◆ **Request**
Scan the data below and pick out the lines containing the word "phép".

Data records
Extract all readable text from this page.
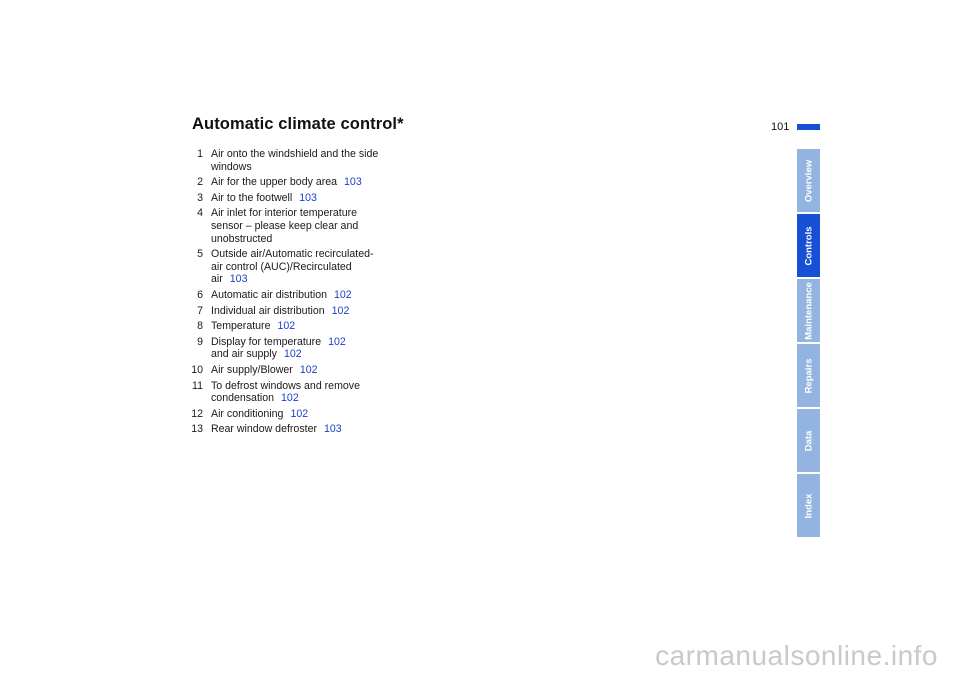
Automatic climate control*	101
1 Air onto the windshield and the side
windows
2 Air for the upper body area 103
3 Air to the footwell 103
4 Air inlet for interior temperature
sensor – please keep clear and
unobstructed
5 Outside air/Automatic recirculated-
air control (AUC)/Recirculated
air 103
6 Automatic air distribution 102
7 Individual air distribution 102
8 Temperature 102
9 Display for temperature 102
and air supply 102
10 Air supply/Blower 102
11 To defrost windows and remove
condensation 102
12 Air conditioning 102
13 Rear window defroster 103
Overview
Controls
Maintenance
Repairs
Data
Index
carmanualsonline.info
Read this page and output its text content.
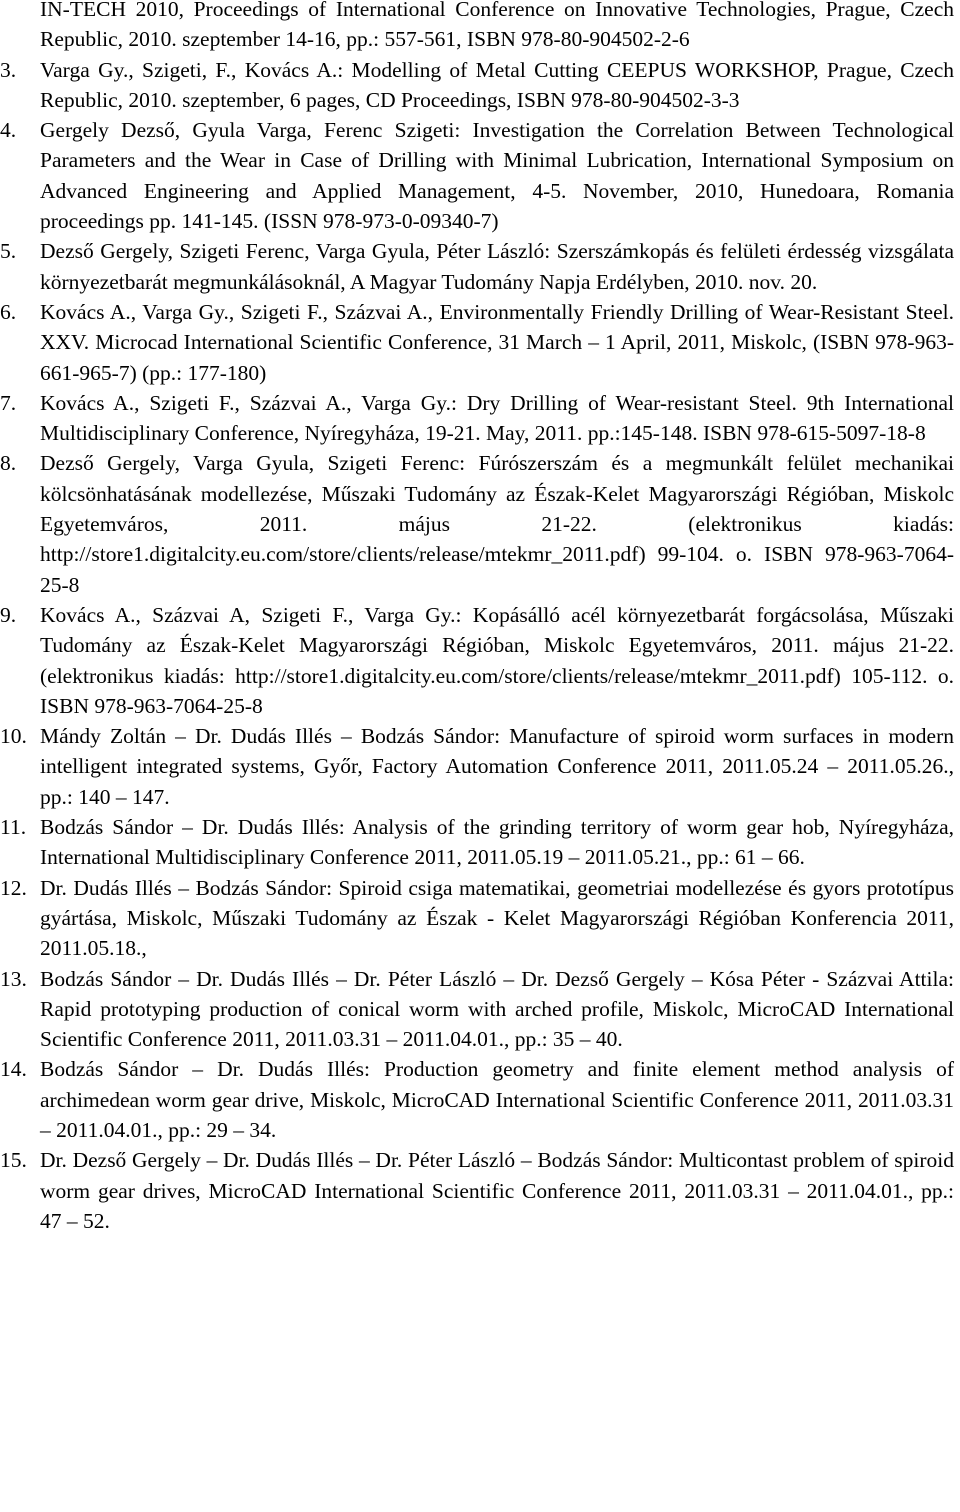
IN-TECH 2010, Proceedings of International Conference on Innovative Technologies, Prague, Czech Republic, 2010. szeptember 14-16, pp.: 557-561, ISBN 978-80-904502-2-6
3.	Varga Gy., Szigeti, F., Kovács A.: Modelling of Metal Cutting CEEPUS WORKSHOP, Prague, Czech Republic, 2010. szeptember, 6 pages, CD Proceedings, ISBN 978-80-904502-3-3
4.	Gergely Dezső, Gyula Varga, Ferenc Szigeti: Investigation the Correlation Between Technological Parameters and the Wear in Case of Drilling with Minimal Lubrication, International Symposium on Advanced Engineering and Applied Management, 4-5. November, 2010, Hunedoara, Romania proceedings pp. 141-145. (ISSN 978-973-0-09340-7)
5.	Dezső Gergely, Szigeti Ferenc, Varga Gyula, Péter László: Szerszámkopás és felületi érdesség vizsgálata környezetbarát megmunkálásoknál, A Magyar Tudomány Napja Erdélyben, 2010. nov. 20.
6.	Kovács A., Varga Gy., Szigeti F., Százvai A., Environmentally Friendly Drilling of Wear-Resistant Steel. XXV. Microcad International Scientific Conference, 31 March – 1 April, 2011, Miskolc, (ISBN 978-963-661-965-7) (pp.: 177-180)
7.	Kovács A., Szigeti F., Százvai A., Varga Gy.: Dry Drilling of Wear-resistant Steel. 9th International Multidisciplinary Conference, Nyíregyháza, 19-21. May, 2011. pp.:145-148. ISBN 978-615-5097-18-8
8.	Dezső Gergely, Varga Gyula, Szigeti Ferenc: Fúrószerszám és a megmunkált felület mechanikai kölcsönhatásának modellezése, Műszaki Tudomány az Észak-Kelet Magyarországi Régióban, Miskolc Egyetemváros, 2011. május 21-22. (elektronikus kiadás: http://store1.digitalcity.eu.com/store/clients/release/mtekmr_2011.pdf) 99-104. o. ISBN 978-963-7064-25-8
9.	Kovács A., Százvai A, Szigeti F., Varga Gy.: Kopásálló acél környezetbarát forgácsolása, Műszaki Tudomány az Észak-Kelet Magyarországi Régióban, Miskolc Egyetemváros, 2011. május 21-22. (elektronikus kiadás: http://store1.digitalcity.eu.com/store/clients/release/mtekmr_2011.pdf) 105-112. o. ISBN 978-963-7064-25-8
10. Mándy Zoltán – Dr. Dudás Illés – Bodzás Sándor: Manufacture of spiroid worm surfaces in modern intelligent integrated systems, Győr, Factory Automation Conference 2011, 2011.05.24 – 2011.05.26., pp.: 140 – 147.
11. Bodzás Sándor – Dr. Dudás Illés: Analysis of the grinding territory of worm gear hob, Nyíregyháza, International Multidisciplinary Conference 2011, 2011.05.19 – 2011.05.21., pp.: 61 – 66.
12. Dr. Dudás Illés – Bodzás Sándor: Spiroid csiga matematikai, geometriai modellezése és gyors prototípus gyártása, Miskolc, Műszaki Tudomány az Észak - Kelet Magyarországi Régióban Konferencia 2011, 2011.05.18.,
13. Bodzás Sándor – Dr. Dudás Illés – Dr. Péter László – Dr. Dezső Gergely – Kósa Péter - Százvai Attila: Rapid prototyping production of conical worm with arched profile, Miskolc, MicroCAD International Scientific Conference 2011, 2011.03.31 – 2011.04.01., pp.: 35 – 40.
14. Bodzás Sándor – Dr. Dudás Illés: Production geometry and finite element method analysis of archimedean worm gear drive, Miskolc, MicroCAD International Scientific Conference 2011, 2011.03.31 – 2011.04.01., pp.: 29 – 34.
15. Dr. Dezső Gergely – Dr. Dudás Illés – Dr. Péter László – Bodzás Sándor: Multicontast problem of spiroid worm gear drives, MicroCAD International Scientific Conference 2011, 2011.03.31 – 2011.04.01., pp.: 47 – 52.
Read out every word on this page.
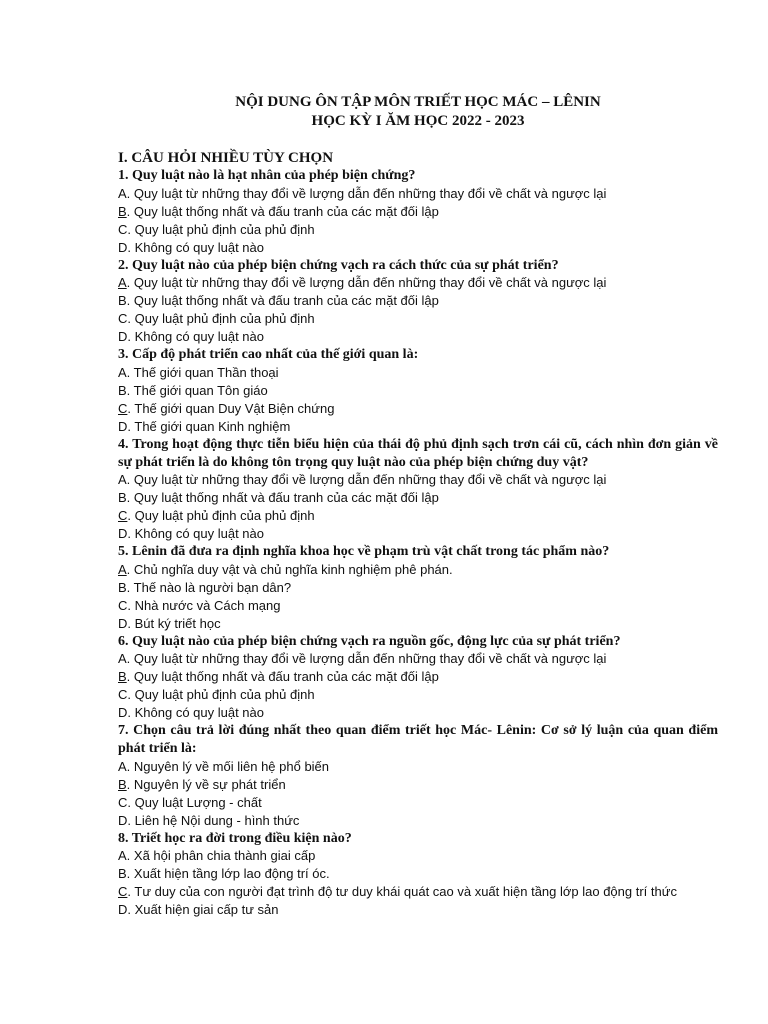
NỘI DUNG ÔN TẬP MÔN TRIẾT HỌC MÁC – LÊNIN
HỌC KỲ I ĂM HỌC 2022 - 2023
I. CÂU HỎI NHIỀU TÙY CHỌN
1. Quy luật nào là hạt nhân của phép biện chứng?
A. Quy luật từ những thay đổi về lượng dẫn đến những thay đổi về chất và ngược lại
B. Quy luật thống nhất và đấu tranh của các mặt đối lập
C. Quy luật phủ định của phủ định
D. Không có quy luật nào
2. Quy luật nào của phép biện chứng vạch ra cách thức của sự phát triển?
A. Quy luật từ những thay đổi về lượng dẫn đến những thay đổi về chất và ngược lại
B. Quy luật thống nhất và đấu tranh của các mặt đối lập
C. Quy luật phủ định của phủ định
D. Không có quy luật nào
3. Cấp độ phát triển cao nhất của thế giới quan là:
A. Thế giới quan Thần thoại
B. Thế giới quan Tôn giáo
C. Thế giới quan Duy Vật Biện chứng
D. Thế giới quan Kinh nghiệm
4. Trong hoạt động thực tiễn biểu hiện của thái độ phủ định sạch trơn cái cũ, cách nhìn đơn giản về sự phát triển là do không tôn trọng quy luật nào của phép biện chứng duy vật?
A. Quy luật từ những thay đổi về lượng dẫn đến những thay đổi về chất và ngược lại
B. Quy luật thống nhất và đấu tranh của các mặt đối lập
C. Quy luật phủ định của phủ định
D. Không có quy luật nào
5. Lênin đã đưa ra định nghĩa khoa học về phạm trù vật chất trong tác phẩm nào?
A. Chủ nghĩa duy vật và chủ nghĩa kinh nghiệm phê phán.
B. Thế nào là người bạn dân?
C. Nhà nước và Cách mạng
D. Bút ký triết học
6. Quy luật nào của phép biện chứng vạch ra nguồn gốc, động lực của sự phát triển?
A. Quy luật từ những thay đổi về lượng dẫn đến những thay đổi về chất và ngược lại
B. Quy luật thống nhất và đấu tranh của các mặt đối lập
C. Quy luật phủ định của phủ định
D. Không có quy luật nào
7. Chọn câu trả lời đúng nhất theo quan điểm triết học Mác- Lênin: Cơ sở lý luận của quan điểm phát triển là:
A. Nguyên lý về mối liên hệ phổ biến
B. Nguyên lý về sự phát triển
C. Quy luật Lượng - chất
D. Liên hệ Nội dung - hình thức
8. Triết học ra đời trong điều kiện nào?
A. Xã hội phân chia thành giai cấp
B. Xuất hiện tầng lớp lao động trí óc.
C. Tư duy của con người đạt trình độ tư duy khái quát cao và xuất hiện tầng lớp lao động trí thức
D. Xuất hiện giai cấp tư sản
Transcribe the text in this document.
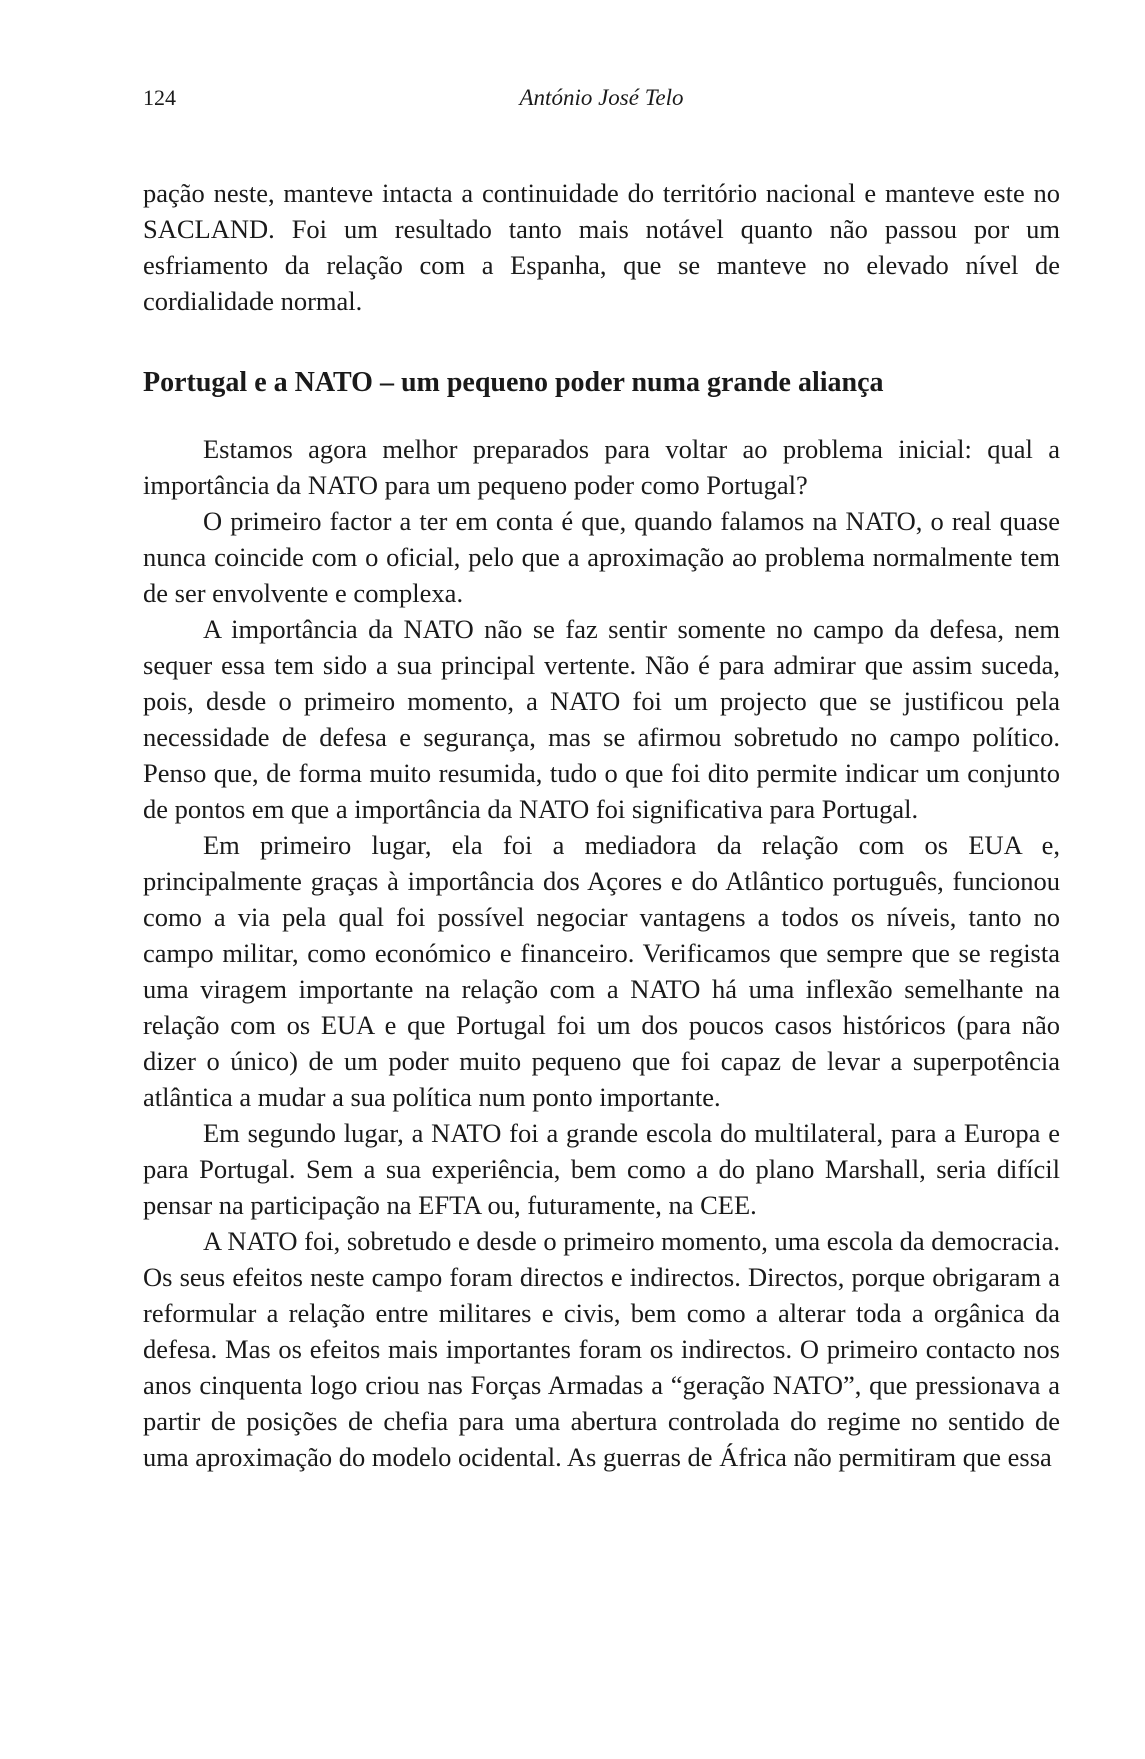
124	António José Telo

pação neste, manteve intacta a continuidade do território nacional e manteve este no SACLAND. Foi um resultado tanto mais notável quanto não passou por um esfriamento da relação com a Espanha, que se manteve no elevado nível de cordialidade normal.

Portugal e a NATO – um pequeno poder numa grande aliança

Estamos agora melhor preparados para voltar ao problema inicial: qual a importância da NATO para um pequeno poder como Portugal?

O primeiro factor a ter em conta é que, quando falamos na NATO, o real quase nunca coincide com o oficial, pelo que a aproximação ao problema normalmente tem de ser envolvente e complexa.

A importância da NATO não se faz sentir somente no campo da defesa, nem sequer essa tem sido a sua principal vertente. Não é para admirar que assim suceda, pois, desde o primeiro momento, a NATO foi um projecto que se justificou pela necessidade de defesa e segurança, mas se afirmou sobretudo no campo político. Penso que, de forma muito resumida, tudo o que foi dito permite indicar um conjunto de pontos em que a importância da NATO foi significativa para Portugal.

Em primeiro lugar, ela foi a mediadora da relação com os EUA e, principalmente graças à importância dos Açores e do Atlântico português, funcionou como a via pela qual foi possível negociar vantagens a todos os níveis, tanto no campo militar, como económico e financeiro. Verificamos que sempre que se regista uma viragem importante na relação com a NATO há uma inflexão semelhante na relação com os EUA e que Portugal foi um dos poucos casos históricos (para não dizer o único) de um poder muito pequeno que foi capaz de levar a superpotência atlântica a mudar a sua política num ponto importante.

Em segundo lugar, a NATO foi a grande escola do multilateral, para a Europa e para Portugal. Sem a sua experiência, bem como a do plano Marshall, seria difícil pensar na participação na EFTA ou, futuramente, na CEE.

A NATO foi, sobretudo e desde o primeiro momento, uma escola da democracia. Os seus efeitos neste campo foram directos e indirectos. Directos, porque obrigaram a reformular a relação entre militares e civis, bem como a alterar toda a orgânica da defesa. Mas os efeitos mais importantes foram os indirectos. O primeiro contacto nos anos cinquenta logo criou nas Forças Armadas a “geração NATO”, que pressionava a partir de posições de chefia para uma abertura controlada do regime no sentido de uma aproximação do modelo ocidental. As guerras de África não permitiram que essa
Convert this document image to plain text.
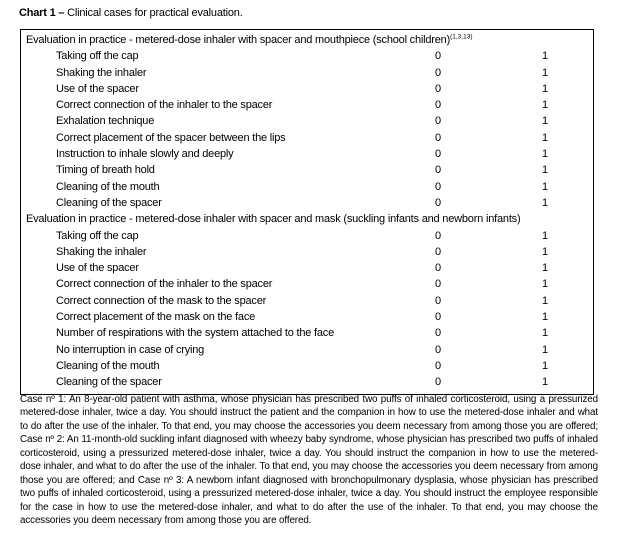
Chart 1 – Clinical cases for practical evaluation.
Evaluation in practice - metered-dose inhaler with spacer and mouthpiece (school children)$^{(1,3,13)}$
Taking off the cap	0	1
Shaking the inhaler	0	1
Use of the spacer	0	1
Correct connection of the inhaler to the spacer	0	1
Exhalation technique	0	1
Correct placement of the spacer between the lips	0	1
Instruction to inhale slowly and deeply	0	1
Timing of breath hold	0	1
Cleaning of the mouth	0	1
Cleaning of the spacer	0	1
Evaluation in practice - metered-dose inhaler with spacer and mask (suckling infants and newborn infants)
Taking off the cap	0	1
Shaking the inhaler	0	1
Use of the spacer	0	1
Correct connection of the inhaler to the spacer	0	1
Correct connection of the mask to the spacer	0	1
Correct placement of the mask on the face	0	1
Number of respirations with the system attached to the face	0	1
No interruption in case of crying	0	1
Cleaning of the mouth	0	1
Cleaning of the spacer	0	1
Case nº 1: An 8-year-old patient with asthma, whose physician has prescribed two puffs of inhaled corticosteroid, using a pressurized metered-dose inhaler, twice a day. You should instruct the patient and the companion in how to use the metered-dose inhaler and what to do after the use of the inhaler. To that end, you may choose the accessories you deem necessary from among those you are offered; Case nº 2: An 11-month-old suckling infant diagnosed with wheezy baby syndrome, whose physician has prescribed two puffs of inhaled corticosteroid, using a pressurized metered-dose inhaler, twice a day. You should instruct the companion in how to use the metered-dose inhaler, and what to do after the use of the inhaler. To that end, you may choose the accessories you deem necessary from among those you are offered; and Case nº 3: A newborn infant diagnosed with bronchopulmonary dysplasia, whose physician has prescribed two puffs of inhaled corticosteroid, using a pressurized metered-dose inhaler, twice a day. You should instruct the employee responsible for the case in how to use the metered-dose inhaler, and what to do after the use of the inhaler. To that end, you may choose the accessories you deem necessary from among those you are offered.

◆ **Answer to the exercise**
1. Quy luật nào là hạt nhân của phép biện chứng?
2. Quy luật nào của phép biện chứng vạch ra cách thức của sự phát triển?
4. Trong hoạt động thực tiễn biểu hiện của thái độ phủ định sạch trơn cái cũ, cách nhìn đơn giản về sự phát triển là do không tôn trọng quy luật nào của phép biện chứng duy vật?
6. Quy luật nào của phép biện chứng vạch ra nguồn gốc, động lực của sự phát triển?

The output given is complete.